Begin AVAILABLE DATA

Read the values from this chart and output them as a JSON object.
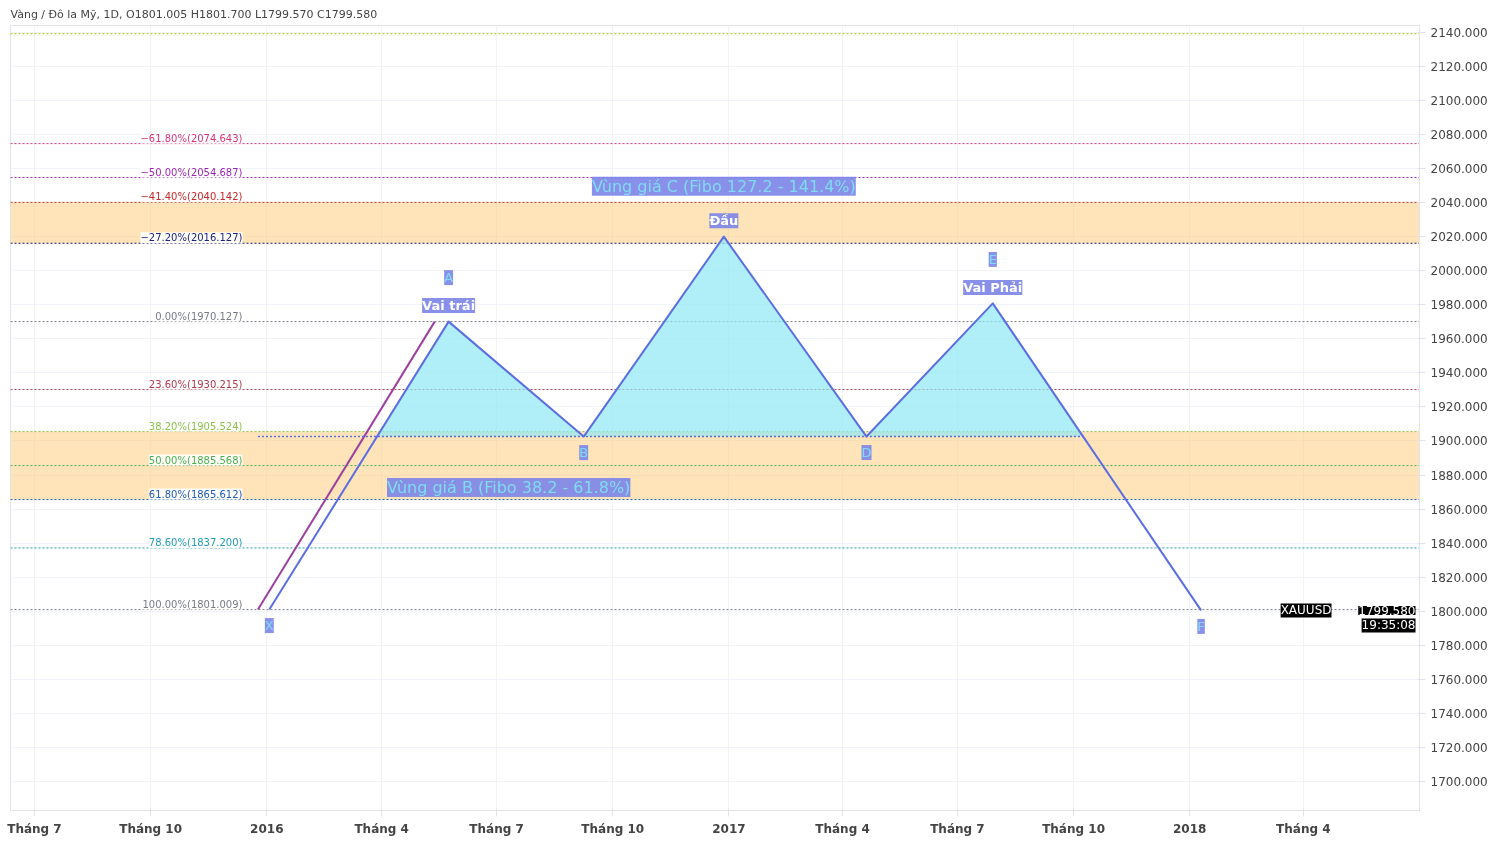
{
  "chart_data": {
    "type": "line",
    "title": "Vàng / Đô la Mỹ, 1D, O1801.005 H1801.700 L1799.570 C1799.580",
    "xlim": [
      "2015-06-12",
      "2018-07-02"
    ],
    "xticks": [
      {
        "value": "2015-07-01",
        "label": "Tháng 7"
      },
      {
        "value": "2015-10-01",
        "label": "Tháng 10"
      },
      {
        "value": "2016-01-01",
        "label": "2016"
      },
      {
        "value": "2016-04-01",
        "label": "Tháng 4"
      },
      {
        "value": "2016-07-01",
        "label": "Tháng 7"
      },
      {
        "value": "2016-10-01",
        "label": "Tháng 10"
      },
      {
        "value": "2017-01-01",
        "label": "2017"
      },
      {
        "value": "2017-04-01",
        "label": "Tháng 4"
      },
      {
        "value": "2017-07-01",
        "label": "Tháng 7"
      },
      {
        "value": "2017-10-01",
        "label": "Tháng 10"
      },
      {
        "value": "2018-01-01",
        "label": "2018"
      },
      {
        "value": "2018-04-01",
        "label": "Tháng 4"
      }
    ],
    "ylim": [
      1683,
      2144
    ],
    "yticks": [
      {
        "value": 1700,
        "label": "1700.000"
      },
      {
        "value": 1720,
        "label": "1720.000"
      },
      {
        "value": 1740,
        "label": "1740.000"
      },
      {
        "value": 1760,
        "label": "1760.000"
      },
      {
        "value": 1780,
        "label": "1780.000"
      },
      {
        "value": 1800,
        "label": "1800.000"
      },
      {
        "value": 1820,
        "label": "1820.000"
      },
      {
        "value": 1840,
        "label": "1840.000"
      },
      {
        "value": 1860,
        "label": "1860.000"
      },
      {
        "value": 1880,
        "label": "1880.000"
      },
      {
        "value": 1900,
        "label": "1900.000"
      },
      {
        "value": 1920,
        "label": "1920.000"
      },
      {
        "value": 1940,
        "label": "1940.000"
      },
      {
        "value": 1960,
        "label": "1960.000"
      },
      {
        "value": 1980,
        "label": "1980.000"
      },
      {
        "value": 2000,
        "label": "2000.000"
      },
      {
        "value": 2020,
        "label": "2020.000"
      },
      {
        "value": 2040,
        "label": "2040.000"
      },
      {
        "value": 2060,
        "label": "2060.000"
      },
      {
        "value": 2080,
        "label": "2080.000"
      },
      {
        "value": 2100,
        "label": "2100.000"
      },
      {
        "value": 2120,
        "label": "2120.000"
      },
      {
        "value": 2140,
        "label": "2140.000"
      }
    ],
    "grid": true,
    "series": [
      {
        "type": "area",
        "color": "#8ee8f5",
        "x": [
          "2016-03-29",
          "2016-05-24",
          "2016-09-08",
          "2016-12-28",
          "2017-04-20",
          "2017-07-29",
          "2017-10-09"
        ],
        "values": [
          1902.6,
          1970.1,
          1902.6,
          2020,
          1902.6,
          1980.8,
          1902.6
        ]
      },
      {
        "color": "#9c3fa0",
        "x": [
          "2015-12-25",
          "2016-05-13"
        ],
        "values": [
          1801,
          1970.1
        ]
      },
      {
        "color": "#5b6ee1",
        "line_style": "dotted",
        "x": [
          "2015-12-25",
          "2017-10-09"
        ],
        "values": [
          1902.6,
          1902.6
        ]
      },
      {
        "color": "#5b6ee1",
        "x": [
          "2016-01-03",
          "2016-05-24",
          "2016-09-08",
          "2016-12-28",
          "2017-04-20",
          "2017-07-29",
          "2018-01-10"
        ],
        "values": [
          1801,
          1970.1,
          1902.6,
          2020,
          1902.6,
          1980.8,
          1800.5
        ]
      }
    ],
    "bands": [
      {
        "axis": "y",
        "from": 1865.612,
        "to": 1905.524,
        "color": "#ffcc80",
        "label": "Vùng giá B (Fibo 38.2 - 61.8%)"
      },
      {
        "axis": "y",
        "from": 2016.127,
        "to": 2040.142,
        "color": "#ffcc80",
        "label": "Vùng giá C (Fibo 127.2 - 141.4%)"
      }
    ],
    "ref_lines": [
      {
        "axis": "y",
        "value": 2139.2,
        "label": null,
        "color": "#b5c400",
        "line_style": "dotted"
      },
      {
        "axis": "y",
        "value": 2074.643,
        "label": "−61.80%(2074.643)",
        "color": "#d6337f",
        "line_style": "dotted"
      },
      {
        "axis": "y",
        "value": 2054.687,
        "label": "−50.00%(2054.687)",
        "color": "#9c27b0",
        "line_style": "dotted"
      },
      {
        "axis": "y",
        "value": 2040.142,
        "label": "−41.40%(2040.142)",
        "color": "#c62828",
        "line_style": "dotted"
      },
      {
        "axis": "y",
        "value": 2016.127,
        "label": "−27.20%(2016.127)",
        "color": "#1a237e",
        "line_style": "dotted"
      },
      {
        "axis": "y",
        "value": 1970.127,
        "label": "0.00%(1970.127)",
        "color": "#787b86",
        "line_style": "dotted"
      },
      {
        "axis": "y",
        "value": 1930.215,
        "label": "23.60%(1930.215)",
        "color": "#b2394a",
        "line_style": "dotted"
      },
      {
        "axis": "y",
        "value": 1905.524,
        "label": "38.20%(1905.524)",
        "color": "#8bc34a",
        "line_style": "dotted"
      },
      {
        "axis": "y",
        "value": 1885.568,
        "label": "50.00%(1885.568)",
        "color": "#4caf50",
        "line_style": "dotted"
      },
      {
        "axis": "y",
        "value": 1865.612,
        "label": "61.80%(1865.612)",
        "color": "#1e5bb8",
        "line_style": "dotted"
      },
      {
        "axis": "y",
        "value": 1837.2,
        "label": "78.60%(1837.200)",
        "color": "#1f9bb5",
        "line_style": "dotted"
      },
      {
        "axis": "y",
        "value": 1801.009,
        "label": "100.00%(1801.009)",
        "color": "#787b86",
        "line_style": "dotted"
      }
    ],
    "annotations": [
      {
        "text": "X",
        "x": "2016-01-03",
        "y": 1801
      },
      {
        "text": "A",
        "x": "2016-05-24",
        "y": 1970.1
      },
      {
        "text": "Vai trái",
        "x": "2016-05-24",
        "y": 1970.1
      },
      {
        "text": "B",
        "x": "2016-09-08",
        "y": 1902.6
      },
      {
        "text": "Đầu",
        "x": "2016-12-28",
        "y": 2020
      },
      {
        "text": "D",
        "x": "2017-04-20",
        "y": 1902.6
      },
      {
        "text": "E",
        "x": "2017-07-29",
        "y": 1980.8
      },
      {
        "text": "Vai Phải",
        "x": "2017-07-29",
        "y": 1980.8
      },
      {
        "text": "F",
        "x": "2018-01-10",
        "y": 1800.5
      },
      "XAUUSD",
      "1799.580",
      "19:35:08"
    ]
  }
}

End AVAILABLE DATA

**EXERCISE BRIEF**
Without the pictures, retype the whole of the material above exactly.

**TASK ANSWER**
Read the values from this chart and output them as a JSON object.
{
  "chart_data": {
    "type": "line",
    "title": "Vàng / Đô la Mỹ, 1D, O1801.005 H1801.700 L1799.570 C1799.580",
    "xlim": [
      "2015-06-12",
      "2018-07-02"
    ],
    "xticks": [
      {
        "value": "2015-07-01",
        "label": "Tháng 7"
      },
      {
        "value": "2015-10-01",
        "label": "Tháng 10"
      },
      {
        "value": "2016-01-01",
        "label": "2016"
      },
      {
        "value": "2016-04-01",
        "label": "Tháng 4"
      },
      {
        "value": "2016-07-01",
        "label": "Tháng 7"
      },
      {
        "value": "2016-10-01",
        "label": "Tháng 10"
      },
      {
        "value": "2017-01-01",
        "label": "2017"
      },
      {
        "value": "2017-04-01",
        "label": "Tháng 4"
      },
      {
        "value": "2017-07-01",
        "label": "Tháng 7"
      },
      {
        "value": "2017-10-01",
        "label": "Tháng 10"
      },
      {
        "value": "2018-01-01",
        "label": "2018"
      },
      {
        "value": "2018-04-01",
        "label": "Tháng 4"
      }
    ],
    "ylim": [
      1683,
      2144
    ],
    "yticks": [
      {
        "value": 1700,
        "label": "1700.000"
      },
      {
        "value": 1720,
        "label": "1720.000"
      },
      {
        "value": 1740,
        "label": "1740.000"
      },
      {
        "value": 1760,
        "label": "1760.000"
      },
      {
        "value": 1780,
        "label": "1780.000"
      },
      {
        "value": 1800,
        "label": "1800.000"
      },
      {
        "value": 1820,
        "label": "1820.000"
      },
      {
        "value": 1840,
        "label": "1840.000"
      },
      {
        "value": 1860,
        "label": "1860.000"
      },
      {
        "value": 1880,
        "label": "1880.000"
      },
      {
        "value": 1900,
        "label": "1900.000"
      },
      {
        "value": 1920,
        "label": "1920.000"
      },
      {
        "value": 1940,
        "label": "1940.000"
      },
      {
        "value": 1960,
        "label": "1960.000"
      },
      {
        "value": 1980,
        "label": "1980.000"
      },
      {
        "value": 2000,
        "label": "2000.000"
      },
      {
        "value": 2020,
        "label": "2020.000"
      },
      {
        "value": 2040,
        "label": "2040.000"
      },
      {
        "value": 2060,
        "label": "2060.000"
      },
      {
        "value": 2080,
        "label": "2080.000"
      },
      {
        "value": 2100,
        "label": "2100.000"
      },
      {
        "value": 2120,
        "label": "2120.000"
      },
      {
        "value": 2140,
        "label": "2140.000"
      }
    ],
    "grid": true,
    "series": [
      {
        "type": "area",
        "color": "#8ee8f5",
        "x": [
          "2016-03-29",
          "2016-05-24",
          "2016-09-08",
          "2016-12-28",
          "2017-04-20",
          "2017-07-29",
          "2017-10-09"
        ],
        "values": [
          1902.6,
          1970.1,
          1902.6,
          2020,
          1902.6,
          1980.8,
          1902.6
        ]
      },
      {
        "color": "#9c3fa0",
        "x": [
          "2015-12-25",
          "2016-05-13"
        ],
        "values": [
          1801,
          1970.1
        ]
      },
      {
        "color": "#5b6ee1",
        "line_style": "dotted",
        "x": [
          "2015-12-25",
          "2017-10-09"
        ],
        "values": [
          1902.6,
          1902.6
        ]
      },
      {
        "color": "#5b6ee1",
        "x": [
          "2016-01-03",
          "2016-05-24",
          "2016-09-08",
          "2016-12-28",
          "2017-04-20",
          "2017-07-29",
          "2018-01-10"
        ],
        "values": [
          1801,
          1970.1,
          1902.6,
          2020,
          1902.6,
          1980.8,
          1800.5
        ]
      }
    ],
    "bands": [
      {
        "axis": "y",
        "from": 1865.612,
        "to": 1905.524,
        "color": "#ffcc80",
        "label": "Vùng giá B (Fibo 38.2 - 61.8%)"
      },
      {
        "axis": "y",
        "from": 2016.127,
        "to": 2040.142,
        "color": "#ffcc80",
        "label": "Vùng giá C (Fibo 127.2 - 141.4%)"
      }
    ],
    "ref_lines": [
      {
        "axis": "y",
        "value": 2139.2,
        "label": null,
        "color": "#b5c400",
        "line_style": "dotted"
      },
      {
        "axis": "y",
        "value": 2074.643,
        "label": "−61.80%(2074.643)",
        "color": "#d6337f",
        "line_style": "dotted"
      },
      {
        "axis": "y",
        "value": 2054.687,
        "label": "−50.00%(2054.687)",
        "color": "#9c27b0",
        "line_style": "dotted"
      },
      {
        "axis": "y",
        "value": 2040.142,
        "label": "−41.40%(2040.142)",
        "color": "#c62828",
        "line_style": "dotted"
      },
      {
        "axis": "y",
        "value": 2016.127,
        "label": "−27.20%(2016.127)",
        "color": "#1a237e",
        "line_style": "dotted"
      },
      {
        "axis": "y",
        "value": 1970.127,
        "label": "0.00%(1970.127)",
        "color": "#787b86",
        "line_style": "dotted"
      },
      {
        "axis": "y",
        "value": 1930.215,
        "label": "23.60%(1930.215)",
        "color": "#b2394a",
        "line_style": "dotted"
      },
      {
        "axis": "y",
        "value": 1905.524,
        "label": "38.20%(1905.524)",
        "color": "#8bc34a",
        "line_style": "dotted"
      },
      {
        "axis": "y",
        "value": 1885.568,
        "label": "50.00%(1885.568)",
        "color": "#4caf50",
        "line_style": "dotted"
      },
      {
        "axis": "y",
        "value": 1865.612,
        "label": "61.80%(1865.612)",
        "color": "#1e5bb8",
        "line_style": "dotted"
      },
      {
        "axis": "y",
        "value": 1837.2,
        "label": "78.60%(1837.200)",
        "color": "#1f9bb5",
        "line_style": "dotted"
      },
      {
        "axis": "y",
        "value": 1801.009,
        "label": "100.00%(1801.009)",
        "color": "#787b86",
        "line_style": "dotted"
      }
    ],
    "annotations": [
      {
        "text": "X",
        "x": "2016-01-03",
        "y": 1801
      },
      {
        "text": "A",
        "x": "2016-05-24",
        "y": 1970.1
      },
      {
        "text": "Vai trái",
        "x": "2016-05-24",
        "y": 1970.1
      },
      {
        "text": "B",
        "x": "2016-09-08",
        "y": 1902.6
      },
      {
        "text": "Đầu",
        "x": "2016-12-28",
        "y": 2020
      },
      {
        "text": "D",
        "x": "2017-04-20",
        "y": 1902.6
      },
      {
        "text": "E",
        "x": "2017-07-29",
        "y": 1980.8
      },
      {
        "text": "Vai Phải",
        "x": "2017-07-29",
        "y": 1980.8
      },
      {
        "text": "F",
        "x": "2018-01-10",
        "y": 1800.5
      },
      "XAUUSD",
      "1799.580",
      "19:35:08"
    ]
  }
}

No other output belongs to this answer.